> _YOUR INSTRUCTIONS_: Search the records that follow and extract every line containing the string "page".

(Data items)
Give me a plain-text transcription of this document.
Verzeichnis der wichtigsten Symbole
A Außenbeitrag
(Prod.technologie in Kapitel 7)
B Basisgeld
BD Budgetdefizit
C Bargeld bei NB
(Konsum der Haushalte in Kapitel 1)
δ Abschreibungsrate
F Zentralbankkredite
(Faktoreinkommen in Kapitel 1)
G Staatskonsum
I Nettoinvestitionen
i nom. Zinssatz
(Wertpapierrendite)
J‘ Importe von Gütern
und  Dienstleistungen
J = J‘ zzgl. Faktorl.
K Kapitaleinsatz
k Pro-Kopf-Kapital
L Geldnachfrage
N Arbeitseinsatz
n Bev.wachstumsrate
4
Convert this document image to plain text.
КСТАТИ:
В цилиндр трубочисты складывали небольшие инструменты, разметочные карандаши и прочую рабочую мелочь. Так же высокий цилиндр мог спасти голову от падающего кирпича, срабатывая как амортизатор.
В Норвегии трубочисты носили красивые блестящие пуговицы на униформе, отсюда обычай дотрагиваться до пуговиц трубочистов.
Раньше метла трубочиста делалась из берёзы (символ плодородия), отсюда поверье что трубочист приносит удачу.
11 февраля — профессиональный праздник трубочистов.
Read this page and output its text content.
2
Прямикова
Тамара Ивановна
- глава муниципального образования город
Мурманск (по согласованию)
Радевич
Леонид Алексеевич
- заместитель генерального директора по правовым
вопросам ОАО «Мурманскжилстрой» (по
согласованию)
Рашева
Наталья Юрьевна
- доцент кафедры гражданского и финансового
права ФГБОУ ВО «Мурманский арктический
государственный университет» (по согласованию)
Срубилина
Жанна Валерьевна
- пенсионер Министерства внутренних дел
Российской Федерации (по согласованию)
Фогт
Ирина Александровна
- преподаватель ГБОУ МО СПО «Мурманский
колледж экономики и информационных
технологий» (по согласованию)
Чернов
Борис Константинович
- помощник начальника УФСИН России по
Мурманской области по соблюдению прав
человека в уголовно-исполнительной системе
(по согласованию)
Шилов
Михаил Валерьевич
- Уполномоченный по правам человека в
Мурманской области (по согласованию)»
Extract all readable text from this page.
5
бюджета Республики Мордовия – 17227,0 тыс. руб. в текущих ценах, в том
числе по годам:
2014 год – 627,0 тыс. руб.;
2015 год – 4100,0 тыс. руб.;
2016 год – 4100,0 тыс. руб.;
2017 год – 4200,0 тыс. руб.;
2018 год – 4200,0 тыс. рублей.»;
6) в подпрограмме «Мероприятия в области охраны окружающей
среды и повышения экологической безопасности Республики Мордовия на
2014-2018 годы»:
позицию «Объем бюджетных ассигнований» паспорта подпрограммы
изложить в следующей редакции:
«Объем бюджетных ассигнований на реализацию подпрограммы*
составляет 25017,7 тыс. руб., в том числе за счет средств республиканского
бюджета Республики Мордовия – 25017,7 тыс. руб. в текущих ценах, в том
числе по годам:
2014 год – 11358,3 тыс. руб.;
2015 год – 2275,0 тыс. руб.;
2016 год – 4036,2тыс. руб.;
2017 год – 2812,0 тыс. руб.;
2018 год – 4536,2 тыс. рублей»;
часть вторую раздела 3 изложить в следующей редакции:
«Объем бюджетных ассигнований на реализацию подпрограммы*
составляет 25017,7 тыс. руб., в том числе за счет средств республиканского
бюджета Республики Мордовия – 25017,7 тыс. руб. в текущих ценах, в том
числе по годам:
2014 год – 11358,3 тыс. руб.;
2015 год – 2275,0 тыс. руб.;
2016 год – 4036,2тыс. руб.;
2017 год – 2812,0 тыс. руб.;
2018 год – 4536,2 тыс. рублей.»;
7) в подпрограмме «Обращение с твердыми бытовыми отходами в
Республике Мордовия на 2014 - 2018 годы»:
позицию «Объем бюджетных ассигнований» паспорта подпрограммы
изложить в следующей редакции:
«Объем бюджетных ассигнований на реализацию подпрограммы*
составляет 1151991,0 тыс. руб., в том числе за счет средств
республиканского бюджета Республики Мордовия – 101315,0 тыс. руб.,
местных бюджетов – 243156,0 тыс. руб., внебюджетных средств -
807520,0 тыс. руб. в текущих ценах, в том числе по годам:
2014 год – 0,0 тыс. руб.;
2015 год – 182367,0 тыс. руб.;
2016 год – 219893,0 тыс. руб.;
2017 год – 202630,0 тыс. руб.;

> _OUTPUT OF THE TASK_:
Read this page and output its text content.
Extract all readable text from this page.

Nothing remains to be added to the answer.